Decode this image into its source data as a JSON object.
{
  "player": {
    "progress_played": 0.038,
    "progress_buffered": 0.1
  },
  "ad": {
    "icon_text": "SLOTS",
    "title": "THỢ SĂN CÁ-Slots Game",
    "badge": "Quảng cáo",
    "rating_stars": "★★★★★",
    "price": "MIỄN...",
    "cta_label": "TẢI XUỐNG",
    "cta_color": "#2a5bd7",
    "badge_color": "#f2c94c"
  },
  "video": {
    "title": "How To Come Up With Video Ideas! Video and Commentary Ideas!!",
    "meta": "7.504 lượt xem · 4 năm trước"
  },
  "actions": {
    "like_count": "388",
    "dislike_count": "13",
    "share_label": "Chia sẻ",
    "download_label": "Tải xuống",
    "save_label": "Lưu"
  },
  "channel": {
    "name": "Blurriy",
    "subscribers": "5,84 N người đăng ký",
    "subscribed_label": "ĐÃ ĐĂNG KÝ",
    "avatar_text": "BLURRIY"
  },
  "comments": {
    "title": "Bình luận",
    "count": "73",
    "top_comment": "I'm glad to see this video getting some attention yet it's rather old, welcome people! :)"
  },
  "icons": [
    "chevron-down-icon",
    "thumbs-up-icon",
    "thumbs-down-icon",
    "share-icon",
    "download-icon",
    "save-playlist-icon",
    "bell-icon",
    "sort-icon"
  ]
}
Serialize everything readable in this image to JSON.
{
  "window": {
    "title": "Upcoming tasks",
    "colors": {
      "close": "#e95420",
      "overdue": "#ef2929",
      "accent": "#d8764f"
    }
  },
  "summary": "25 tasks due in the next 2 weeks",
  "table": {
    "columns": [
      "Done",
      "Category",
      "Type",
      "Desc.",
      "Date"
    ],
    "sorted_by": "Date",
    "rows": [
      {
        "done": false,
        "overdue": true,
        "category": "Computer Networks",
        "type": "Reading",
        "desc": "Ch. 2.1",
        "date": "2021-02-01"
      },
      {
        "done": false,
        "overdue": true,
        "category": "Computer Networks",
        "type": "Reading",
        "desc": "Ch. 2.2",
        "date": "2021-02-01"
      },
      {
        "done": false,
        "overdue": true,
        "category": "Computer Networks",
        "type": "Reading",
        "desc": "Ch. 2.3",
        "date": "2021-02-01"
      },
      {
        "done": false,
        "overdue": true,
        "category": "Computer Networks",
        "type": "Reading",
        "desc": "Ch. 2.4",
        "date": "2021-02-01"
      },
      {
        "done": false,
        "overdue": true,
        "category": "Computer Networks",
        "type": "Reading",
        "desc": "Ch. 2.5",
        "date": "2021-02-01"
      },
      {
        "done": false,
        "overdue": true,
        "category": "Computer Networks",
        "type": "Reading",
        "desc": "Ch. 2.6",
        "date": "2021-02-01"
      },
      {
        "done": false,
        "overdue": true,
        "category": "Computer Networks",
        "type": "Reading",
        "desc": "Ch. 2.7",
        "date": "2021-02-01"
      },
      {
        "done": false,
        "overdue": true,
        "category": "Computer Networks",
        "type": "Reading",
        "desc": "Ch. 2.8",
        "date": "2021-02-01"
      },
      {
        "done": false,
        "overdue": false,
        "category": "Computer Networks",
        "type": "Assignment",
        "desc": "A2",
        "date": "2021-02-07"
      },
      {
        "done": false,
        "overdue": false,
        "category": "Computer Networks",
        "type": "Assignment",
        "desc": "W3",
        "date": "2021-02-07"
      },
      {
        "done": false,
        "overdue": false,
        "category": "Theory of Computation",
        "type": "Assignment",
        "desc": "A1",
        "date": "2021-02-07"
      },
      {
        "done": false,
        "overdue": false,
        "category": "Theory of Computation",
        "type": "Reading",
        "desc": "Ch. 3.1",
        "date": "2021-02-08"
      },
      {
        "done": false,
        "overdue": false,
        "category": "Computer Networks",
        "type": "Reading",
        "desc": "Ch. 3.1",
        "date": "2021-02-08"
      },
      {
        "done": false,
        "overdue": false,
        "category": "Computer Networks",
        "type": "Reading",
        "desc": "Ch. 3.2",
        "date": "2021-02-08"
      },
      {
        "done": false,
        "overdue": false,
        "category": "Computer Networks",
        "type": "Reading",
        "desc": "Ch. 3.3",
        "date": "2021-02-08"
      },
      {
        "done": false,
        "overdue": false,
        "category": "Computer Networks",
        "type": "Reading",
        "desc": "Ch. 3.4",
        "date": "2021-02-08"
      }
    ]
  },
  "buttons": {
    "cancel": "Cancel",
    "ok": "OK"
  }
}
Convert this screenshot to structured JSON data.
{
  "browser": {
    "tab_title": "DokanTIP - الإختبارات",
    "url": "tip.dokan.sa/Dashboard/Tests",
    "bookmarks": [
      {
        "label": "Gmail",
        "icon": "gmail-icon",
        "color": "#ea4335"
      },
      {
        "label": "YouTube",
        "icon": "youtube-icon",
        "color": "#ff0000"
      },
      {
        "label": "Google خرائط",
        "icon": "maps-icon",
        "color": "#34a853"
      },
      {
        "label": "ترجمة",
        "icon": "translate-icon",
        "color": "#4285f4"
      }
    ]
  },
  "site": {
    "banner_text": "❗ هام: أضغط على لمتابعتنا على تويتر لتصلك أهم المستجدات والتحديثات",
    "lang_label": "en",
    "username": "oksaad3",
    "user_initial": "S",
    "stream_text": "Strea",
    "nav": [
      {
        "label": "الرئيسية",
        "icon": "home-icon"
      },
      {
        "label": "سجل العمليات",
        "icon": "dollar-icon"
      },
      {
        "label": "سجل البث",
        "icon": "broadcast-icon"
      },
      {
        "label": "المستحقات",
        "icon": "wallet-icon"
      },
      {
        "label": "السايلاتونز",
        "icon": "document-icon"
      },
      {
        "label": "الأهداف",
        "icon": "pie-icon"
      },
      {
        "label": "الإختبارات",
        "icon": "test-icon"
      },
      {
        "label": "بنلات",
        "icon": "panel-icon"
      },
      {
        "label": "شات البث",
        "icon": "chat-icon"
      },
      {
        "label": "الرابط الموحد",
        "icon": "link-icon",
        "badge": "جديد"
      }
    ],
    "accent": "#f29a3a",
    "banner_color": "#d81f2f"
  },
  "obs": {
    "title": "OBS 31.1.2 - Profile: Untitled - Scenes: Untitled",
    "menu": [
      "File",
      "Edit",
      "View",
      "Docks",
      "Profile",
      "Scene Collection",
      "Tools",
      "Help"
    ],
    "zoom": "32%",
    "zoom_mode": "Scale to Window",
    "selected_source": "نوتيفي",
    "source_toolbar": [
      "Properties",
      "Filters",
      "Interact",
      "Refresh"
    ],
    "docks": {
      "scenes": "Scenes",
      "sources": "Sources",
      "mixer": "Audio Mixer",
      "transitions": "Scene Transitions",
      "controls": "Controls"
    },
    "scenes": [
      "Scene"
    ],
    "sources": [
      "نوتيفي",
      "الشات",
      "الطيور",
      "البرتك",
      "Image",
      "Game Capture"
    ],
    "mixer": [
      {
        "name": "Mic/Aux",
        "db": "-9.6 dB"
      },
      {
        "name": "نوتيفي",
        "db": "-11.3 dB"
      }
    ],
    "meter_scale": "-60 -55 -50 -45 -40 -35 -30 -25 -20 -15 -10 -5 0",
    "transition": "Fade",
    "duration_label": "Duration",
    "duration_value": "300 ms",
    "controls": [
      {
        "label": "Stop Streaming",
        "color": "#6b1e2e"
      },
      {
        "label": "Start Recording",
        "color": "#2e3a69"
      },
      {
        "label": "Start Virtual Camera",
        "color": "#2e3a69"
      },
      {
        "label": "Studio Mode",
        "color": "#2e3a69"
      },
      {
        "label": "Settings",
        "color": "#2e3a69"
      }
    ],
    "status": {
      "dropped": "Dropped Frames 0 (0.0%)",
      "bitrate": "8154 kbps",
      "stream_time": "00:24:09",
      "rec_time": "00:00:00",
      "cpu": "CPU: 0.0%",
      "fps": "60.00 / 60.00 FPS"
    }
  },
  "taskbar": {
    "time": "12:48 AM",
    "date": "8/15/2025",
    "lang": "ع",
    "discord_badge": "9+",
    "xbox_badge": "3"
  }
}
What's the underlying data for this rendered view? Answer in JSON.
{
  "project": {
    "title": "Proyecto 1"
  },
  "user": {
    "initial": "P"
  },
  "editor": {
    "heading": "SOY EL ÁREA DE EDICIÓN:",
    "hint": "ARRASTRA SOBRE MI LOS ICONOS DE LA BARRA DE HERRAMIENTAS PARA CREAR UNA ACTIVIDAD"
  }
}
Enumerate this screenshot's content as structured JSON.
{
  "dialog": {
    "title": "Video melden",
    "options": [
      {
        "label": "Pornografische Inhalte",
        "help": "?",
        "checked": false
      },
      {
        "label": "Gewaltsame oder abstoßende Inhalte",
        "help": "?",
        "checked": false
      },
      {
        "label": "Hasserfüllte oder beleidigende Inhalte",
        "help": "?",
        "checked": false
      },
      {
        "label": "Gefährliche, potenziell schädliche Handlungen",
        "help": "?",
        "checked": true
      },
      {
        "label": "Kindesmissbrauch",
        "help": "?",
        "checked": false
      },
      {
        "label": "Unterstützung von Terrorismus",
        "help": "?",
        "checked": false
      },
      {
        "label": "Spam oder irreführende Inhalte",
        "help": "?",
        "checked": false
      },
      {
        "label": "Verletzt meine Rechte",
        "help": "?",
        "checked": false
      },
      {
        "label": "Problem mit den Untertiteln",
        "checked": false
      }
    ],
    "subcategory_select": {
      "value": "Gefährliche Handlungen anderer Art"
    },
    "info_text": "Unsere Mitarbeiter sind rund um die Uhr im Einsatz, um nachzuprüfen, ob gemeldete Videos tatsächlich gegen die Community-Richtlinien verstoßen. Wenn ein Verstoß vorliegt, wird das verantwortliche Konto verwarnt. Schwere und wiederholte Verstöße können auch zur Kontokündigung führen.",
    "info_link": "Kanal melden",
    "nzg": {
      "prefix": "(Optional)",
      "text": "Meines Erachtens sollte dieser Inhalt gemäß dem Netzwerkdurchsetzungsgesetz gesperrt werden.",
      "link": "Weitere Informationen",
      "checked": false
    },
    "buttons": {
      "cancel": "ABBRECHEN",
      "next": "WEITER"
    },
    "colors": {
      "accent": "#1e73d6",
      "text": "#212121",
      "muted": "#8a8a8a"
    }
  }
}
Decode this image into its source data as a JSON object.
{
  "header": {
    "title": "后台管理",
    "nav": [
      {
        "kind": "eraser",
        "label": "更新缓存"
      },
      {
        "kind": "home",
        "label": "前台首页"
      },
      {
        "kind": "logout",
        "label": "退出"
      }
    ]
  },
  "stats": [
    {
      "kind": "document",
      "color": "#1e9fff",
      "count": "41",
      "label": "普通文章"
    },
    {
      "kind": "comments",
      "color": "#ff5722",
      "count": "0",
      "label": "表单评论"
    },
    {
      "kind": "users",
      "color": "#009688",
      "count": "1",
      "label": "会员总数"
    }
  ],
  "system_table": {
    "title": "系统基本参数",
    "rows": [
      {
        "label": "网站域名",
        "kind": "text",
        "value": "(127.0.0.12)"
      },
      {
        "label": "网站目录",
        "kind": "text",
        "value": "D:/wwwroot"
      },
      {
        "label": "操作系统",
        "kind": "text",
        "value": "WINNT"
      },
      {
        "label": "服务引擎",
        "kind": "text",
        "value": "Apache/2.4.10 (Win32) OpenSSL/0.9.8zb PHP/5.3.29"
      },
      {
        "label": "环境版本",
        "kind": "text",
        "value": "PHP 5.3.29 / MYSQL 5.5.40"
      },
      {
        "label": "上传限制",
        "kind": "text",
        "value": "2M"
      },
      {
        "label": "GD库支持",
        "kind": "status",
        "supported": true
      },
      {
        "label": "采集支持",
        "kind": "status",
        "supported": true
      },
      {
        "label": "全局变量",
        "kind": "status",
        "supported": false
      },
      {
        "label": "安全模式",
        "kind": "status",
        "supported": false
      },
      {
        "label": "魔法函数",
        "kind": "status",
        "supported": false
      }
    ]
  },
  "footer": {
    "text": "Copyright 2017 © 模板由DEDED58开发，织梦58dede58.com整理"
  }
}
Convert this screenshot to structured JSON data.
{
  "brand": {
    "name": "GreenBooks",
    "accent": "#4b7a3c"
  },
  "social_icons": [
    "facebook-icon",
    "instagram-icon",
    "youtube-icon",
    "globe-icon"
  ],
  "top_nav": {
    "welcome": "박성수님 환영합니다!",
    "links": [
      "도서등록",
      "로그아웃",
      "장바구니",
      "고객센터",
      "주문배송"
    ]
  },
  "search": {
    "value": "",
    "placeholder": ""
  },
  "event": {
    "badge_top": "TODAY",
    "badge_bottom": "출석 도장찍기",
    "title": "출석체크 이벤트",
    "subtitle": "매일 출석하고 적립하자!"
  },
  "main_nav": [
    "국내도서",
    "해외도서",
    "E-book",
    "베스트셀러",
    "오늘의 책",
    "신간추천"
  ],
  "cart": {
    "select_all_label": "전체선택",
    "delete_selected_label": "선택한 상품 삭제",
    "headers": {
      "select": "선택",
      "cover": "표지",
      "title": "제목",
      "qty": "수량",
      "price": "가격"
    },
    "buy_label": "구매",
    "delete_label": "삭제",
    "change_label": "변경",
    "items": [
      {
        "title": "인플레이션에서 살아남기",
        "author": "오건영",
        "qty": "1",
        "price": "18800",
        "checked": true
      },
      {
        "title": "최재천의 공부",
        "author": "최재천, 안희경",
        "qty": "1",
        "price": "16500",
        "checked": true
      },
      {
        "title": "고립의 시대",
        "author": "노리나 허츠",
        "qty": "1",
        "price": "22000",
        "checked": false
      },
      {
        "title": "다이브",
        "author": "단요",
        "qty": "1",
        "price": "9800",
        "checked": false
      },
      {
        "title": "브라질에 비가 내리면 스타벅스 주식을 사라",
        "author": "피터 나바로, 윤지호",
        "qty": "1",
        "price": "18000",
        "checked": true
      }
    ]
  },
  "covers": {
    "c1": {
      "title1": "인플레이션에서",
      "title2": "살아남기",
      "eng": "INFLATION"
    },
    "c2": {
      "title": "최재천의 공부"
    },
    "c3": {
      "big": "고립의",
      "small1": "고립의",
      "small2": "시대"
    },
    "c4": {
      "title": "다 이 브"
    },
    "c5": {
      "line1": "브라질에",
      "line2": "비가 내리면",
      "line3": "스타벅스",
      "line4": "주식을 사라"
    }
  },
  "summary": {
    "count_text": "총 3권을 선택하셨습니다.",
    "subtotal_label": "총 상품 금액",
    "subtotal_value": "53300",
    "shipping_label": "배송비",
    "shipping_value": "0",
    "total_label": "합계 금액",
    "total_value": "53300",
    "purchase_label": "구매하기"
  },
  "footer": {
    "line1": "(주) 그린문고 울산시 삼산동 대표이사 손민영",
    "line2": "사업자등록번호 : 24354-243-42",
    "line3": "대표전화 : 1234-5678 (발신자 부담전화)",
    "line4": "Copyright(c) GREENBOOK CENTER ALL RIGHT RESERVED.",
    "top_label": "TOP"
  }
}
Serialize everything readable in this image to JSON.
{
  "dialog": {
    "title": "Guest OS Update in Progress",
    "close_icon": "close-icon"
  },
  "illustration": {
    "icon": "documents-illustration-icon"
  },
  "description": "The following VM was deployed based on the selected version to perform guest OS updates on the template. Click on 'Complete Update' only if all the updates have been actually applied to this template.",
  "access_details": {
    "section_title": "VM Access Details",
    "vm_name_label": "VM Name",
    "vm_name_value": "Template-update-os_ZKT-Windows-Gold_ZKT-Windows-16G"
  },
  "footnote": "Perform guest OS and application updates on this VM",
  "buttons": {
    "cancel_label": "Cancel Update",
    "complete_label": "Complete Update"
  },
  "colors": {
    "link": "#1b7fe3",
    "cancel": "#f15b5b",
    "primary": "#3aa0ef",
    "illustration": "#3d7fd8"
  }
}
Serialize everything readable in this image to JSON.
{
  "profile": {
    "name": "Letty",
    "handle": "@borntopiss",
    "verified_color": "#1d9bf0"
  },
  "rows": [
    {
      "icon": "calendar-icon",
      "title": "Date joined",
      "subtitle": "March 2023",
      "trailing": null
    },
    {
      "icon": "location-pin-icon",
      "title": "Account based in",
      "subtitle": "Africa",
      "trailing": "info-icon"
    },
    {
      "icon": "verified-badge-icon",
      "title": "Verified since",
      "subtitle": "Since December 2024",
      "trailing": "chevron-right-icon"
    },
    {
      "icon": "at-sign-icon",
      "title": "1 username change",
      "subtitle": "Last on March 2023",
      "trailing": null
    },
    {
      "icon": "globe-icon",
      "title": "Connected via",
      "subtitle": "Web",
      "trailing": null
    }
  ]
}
---------------
▶ **To be done**
Look through the material and copy each line that has "based".

▶ **Response to the exercise**
  "description": "The following VM was deployed based on the selected version to perform guest OS updates on the template. Click on 'Complete Update' only if all the updates have been actually applied to this template.",
      "title": "Account based in",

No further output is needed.